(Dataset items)
┄┄┄┄┄┄┄┄┄┄┄┄┄┄┄┄┄┄┄┄
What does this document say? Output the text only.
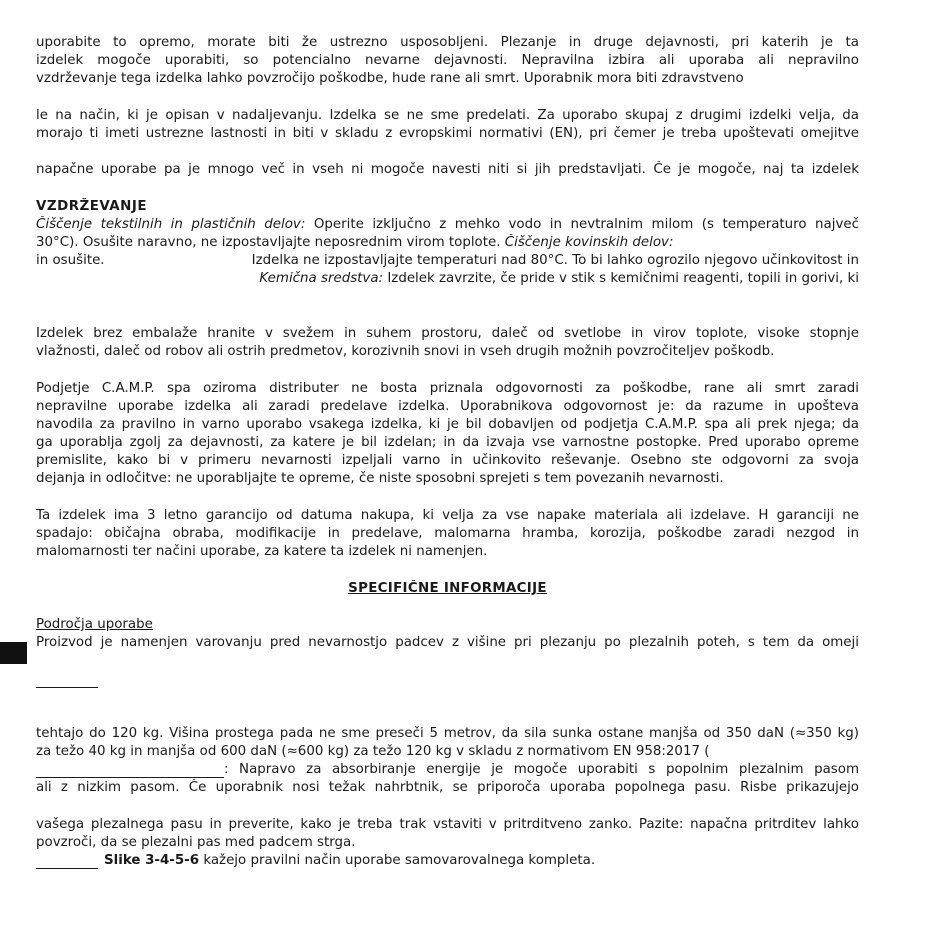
uporabite to opremo, morate biti že ustrezno usposobljeni. Plezanje in druge dejavnosti, pri katerih je ta
izdelek mogoče uporabiti, so potencialno nevarne dejavnosti. Nepravilna izbira ali uporaba ali nepravilno
vzdrževanje tega izdelka lahko povzročijo poškodbe, hude rane ali smrt. Uporabnik mora biti zdravstveno
le na način, ki je opisan v nadaljevanju. Izdelka se ne sme predelati. Za uporabo skupaj z drugimi izdelki velja, da
morajo ti imeti ustrezne lastnosti in biti v skladu z evropskimi normativi (EN), pri čemer je treba upoštevati omejitve
napačne uporabe pa je mnogo več in vseh ni mogoče navesti niti si jih predstavljati. Če je mogoče, naj ta izdelek
VZDRŽEVANJE
Čiščenje tekstilnih in plastičnih delov: Operite izključno z mehko vodo in nevtralnim milom (s temperaturo največ
30°C). Osušite naravno, ne izpostavljajte neposrednim virom toplote. Čiščenje kovinskih delov:
in osušite.	Izdelka ne izpostavljajte temperaturi nad 80°C. To bi lahko ogrozilo njegovo učinkovitost in
Kemična sredstva: Izdelek zavrzite, če pride v stik s kemičnimi reagenti, topili in gorivi, ki
Izdelek brez embalaže hranite v svežem in suhem prostoru, daleč od svetlobe in virov toplote, visoke stopnje
vlažnosti, daleč od robov ali ostrih predmetov, korozivnih snovi in vseh drugih možnih povzročiteljev poškodb.
Podjetje C.A.M.P. spa oziroma distributer ne bosta priznala odgovornosti za poškodbe, rane ali smrt zaradi
nepravilne uporabe izdelka ali zaradi predelave izdelka. Uporabnikova odgovornost je: da razume in upošteva
navodila za pravilno in varno uporabo vsakega izdelka, ki je bil dobavljen od podjetja C.A.M.P. spa ali prek njega; da
ga uporablja zgolj za dejavnosti, za katere je bil izdelan; in da izvaja vse varnostne postopke. Pred uporabo opreme
premislite, kako bi v primeru nevarnosti izpeljali varno in učinkovito reševanje. Osebno ste odgovorni za svoja
dejanja in odločitve: ne uporabljajte te opreme, če niste sposobni sprejeti s tem povezanih nevarnosti.
Ta izdelek ima 3 letno garancijo od datuma nakupa, ki velja za vse napake materiala ali izdelave. H garanciji ne
spadajo: običajna obraba, modifikacije in predelave, malomarna hramba, korozija, poškodbe zaradi nezgod in
malomarnosti ter načini uporabe, za katere ta izdelek ni namenjen.
SPECIFIČNE INFORMACIJE
Področja uporabe
Proizvod je namenjen varovanju pred nevarnostjo padcev z višine pri plezanju po plezalnih poteh, s tem da omeji
tehtajo do 120 kg. Višina prostega pada ne sme preseči 5 metrov, da sila sunka ostane manjša od 350 daN (≈350 kg)
za težo 40 kg in manjša od 600 daN (≈600 kg) za težo 120 kg v skladu z normativom EN 958:2017 (
: Napravo za absorbiranje energije je mogoče uporabiti s popolnim plezalnim pasom
ali z nizkim pasom. Če uporabnik nosi težak nahrbtnik, se priporoča uporaba popolnega pasu. Risbe prikazujejo
vašega plezalnega pasu in preverite, kako je treba trak vstaviti v pritrditveno zanko. Pazite: napačna pritrditev lahko
povzroči, da se plezalni pas med padcem strga.
Slike 3-4-5-6 kažejo pravilni način uporabe samovarovalnega kompleta.
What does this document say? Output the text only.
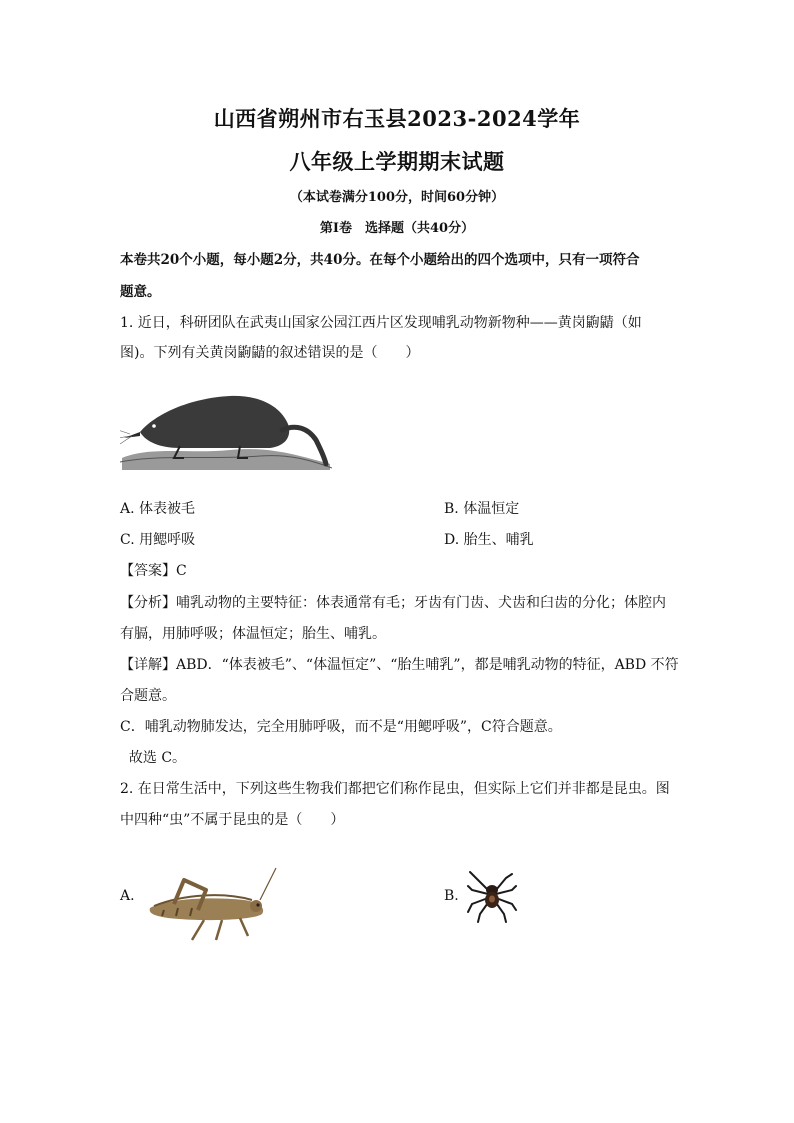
山西省朔州市右玉县2023-2024学年
八年级上学期期末试题
（本试卷满分100分，时间60分钟）
第Ⅰ卷　选择题（共40分）
本卷共20个小题，每小题2分，共40分。在每个小题给出的四个选项中，只有一项符合
题意。
1. 近日，科研团队在武夷山国家公园江西片区发现哺乳动物新物种——黄岗鼩鼱（如
图)。下列有关黄岗鼩鼱的叙述错误的是（　　）
A. 体表被毛	B. 体温恒定
C. 用鳃呼吸	D. 胎生、哺乳
【答案】C
【分析】哺乳动物的主要特征：体表通常有毛；牙齿有门齿、犬齿和臼齿的分化；体腔内
有膈，用肺呼吸；体温恒定；胎生、哺乳。
【详解】ABD．“体表被毛”、“体温恒定”、“胎生哺乳”，都是哺乳动物的特征，ABD 不符
合题意。
C．哺乳动物肺发达，完全用肺呼吸，而不是“用鳃呼吸”，C符合题意。
故选 C。
2. 在日常生活中，下列这些生物我们都把它们称作昆虫，但实际上它们并非都是昆虫。图
中四种“虫”不属于昆虫的是（　　）
A.	B.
┄┄┄┄┄┄┄┄┄┄┄┄┄┄┄┄┄┄┄┄
- _Work to be completed_
For the material, find the number of lines holding the word "poškodbe" and give that figure and nothing more.

- _The output_
3